Records for the task
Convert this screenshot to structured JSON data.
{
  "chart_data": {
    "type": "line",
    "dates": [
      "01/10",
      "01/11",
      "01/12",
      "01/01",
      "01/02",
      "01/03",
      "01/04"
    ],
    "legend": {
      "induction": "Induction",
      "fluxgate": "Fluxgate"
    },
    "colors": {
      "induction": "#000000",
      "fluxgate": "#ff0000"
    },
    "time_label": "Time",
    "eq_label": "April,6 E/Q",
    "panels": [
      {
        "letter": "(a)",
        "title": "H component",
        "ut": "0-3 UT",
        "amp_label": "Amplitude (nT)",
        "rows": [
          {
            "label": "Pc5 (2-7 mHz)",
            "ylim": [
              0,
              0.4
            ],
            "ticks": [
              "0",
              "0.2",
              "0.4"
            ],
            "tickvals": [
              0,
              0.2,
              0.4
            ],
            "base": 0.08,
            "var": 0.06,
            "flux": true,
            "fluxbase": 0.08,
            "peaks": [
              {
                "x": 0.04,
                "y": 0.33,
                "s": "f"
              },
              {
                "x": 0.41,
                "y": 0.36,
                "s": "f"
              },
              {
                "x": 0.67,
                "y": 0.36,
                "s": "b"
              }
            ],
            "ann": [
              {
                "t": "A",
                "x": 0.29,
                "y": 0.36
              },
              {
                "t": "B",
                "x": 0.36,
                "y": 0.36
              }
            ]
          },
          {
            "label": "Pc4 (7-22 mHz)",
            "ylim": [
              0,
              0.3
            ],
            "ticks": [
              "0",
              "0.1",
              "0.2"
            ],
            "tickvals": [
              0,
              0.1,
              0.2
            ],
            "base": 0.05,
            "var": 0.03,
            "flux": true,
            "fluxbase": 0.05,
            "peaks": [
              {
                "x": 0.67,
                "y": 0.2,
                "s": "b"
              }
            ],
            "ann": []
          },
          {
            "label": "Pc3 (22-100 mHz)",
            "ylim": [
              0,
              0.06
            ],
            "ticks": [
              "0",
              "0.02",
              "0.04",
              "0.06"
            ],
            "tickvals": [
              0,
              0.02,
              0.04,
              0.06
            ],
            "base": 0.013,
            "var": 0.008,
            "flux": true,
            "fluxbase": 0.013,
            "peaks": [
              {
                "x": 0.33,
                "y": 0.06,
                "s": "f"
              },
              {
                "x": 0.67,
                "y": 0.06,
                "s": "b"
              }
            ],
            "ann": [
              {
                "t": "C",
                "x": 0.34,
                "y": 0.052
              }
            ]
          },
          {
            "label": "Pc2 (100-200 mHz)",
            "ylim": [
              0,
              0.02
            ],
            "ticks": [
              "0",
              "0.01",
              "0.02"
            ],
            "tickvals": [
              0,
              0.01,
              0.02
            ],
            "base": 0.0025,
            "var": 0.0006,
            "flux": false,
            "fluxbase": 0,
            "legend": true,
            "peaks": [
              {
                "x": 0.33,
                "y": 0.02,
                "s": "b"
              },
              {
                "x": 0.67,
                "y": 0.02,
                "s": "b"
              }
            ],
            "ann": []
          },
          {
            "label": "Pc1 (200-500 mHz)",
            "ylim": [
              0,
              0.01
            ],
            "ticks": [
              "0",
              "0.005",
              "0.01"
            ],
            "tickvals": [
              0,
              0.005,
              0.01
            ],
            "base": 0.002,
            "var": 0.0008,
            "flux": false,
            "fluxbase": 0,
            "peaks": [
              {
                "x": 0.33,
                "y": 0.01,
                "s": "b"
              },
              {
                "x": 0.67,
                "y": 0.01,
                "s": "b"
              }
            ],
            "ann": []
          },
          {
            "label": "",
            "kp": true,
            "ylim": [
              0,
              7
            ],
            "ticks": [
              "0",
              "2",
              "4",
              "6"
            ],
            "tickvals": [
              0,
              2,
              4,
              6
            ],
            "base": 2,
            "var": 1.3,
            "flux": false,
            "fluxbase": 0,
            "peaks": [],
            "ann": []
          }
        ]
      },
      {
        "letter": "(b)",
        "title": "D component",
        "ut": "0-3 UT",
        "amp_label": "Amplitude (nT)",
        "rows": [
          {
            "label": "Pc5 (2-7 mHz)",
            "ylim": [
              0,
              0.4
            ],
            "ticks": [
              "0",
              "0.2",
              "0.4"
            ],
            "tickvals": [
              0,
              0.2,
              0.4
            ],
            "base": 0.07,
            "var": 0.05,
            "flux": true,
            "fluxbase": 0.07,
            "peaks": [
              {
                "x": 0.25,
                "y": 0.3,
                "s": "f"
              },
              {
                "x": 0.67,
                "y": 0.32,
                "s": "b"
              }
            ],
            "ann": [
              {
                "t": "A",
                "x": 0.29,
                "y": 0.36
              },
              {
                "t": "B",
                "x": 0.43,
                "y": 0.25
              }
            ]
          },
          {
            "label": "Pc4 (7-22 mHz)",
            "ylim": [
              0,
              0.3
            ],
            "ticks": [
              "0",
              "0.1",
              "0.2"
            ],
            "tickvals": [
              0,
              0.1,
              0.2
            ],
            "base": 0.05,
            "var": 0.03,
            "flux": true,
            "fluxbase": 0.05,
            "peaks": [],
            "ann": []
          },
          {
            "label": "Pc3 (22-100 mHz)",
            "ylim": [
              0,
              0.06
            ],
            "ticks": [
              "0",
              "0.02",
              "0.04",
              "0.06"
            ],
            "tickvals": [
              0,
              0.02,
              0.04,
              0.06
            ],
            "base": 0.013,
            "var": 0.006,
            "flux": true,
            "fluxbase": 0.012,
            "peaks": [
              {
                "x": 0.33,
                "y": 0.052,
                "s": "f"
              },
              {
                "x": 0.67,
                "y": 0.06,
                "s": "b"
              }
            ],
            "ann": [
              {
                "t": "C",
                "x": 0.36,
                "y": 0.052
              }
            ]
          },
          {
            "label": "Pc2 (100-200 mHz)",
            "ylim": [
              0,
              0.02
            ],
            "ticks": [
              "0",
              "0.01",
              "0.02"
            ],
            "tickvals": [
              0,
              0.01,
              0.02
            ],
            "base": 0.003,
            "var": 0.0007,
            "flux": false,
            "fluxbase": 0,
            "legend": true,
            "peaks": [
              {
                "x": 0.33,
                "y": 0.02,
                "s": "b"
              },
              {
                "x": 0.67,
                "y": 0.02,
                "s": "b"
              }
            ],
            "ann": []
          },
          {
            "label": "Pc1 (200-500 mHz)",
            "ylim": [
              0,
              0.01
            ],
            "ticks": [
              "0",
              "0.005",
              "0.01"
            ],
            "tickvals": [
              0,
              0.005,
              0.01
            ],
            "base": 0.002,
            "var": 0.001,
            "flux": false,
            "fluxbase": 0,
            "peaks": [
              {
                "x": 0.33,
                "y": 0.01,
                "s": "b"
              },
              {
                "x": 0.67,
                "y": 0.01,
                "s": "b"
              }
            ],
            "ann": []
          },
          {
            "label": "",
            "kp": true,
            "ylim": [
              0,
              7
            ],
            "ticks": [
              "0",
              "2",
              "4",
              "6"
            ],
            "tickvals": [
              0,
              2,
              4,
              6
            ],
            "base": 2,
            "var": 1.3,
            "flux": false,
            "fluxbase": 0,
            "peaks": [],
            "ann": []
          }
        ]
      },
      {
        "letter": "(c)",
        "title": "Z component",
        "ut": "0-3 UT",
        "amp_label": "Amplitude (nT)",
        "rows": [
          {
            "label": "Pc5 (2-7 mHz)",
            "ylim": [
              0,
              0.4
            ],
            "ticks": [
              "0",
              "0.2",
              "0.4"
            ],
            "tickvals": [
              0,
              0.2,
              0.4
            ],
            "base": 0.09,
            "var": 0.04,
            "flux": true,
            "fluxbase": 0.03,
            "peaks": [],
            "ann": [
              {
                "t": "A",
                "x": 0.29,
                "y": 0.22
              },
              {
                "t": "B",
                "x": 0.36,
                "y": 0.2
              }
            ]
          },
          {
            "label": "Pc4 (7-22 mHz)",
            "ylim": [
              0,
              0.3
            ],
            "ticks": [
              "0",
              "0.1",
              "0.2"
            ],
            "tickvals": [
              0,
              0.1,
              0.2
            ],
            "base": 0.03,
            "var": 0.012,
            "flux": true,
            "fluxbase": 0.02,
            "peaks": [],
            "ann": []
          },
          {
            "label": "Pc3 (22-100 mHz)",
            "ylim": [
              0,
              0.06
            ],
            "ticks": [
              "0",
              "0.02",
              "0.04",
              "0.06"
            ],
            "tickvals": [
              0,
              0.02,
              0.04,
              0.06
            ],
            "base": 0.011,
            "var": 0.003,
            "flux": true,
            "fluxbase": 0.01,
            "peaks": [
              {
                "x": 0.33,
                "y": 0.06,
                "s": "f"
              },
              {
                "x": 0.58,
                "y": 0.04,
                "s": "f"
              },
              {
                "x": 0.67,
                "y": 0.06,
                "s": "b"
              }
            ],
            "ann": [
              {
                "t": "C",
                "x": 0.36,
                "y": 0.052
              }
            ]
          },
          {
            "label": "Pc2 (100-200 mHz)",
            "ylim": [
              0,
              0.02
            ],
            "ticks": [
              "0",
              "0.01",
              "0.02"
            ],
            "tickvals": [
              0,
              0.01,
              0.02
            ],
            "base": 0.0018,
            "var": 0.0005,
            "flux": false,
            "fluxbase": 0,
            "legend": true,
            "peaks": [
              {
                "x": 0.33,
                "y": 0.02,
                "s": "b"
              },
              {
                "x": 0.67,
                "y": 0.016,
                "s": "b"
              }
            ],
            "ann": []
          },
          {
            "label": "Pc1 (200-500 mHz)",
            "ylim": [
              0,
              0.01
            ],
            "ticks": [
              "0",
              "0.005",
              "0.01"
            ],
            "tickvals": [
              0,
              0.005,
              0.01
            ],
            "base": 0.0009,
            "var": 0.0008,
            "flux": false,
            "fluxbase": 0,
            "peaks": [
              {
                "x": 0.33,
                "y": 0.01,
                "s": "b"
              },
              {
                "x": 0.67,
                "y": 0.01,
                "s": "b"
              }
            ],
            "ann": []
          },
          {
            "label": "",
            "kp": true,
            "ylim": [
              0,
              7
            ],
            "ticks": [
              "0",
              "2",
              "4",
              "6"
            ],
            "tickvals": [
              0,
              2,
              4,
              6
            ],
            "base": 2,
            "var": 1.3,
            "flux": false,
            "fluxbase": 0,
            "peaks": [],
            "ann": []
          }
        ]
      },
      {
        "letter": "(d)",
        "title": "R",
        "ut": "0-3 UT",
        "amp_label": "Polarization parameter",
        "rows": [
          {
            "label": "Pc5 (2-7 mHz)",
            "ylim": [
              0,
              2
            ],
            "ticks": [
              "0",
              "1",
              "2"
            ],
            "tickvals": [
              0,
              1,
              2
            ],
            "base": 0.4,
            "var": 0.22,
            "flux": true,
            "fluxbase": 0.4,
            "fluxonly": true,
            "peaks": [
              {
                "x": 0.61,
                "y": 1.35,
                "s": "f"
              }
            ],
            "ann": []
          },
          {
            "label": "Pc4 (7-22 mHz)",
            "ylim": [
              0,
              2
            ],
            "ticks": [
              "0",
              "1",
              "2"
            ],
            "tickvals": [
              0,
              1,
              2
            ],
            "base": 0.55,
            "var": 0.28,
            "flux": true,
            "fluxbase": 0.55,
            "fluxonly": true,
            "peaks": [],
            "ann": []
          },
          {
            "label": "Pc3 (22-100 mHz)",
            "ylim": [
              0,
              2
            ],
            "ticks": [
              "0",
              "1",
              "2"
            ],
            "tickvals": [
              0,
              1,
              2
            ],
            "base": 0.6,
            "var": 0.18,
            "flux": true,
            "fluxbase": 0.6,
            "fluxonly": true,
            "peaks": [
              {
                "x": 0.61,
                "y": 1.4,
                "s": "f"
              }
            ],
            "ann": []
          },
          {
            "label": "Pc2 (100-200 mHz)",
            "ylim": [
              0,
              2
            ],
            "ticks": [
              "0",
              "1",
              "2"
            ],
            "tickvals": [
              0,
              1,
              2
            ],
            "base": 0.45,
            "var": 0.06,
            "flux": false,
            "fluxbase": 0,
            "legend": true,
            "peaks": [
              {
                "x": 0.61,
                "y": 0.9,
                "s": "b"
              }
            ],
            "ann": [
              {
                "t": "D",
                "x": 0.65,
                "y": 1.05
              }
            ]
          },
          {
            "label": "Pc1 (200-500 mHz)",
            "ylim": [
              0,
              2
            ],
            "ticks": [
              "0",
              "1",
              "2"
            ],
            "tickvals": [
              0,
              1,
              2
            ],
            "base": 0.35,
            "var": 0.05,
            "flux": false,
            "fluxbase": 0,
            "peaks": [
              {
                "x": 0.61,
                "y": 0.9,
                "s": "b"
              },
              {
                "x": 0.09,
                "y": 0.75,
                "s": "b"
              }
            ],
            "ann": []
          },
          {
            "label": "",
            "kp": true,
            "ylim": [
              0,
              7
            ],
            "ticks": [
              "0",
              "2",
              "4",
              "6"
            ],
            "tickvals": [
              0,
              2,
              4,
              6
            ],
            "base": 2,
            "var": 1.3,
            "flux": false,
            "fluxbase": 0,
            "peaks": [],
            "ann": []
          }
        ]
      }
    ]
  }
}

Required work
Filter the data, keeping only the lines that contain "title".

Answer for this exercise
        "title": "H component",
        "title": "D component",
        "title": "Z component",
        "title": "R",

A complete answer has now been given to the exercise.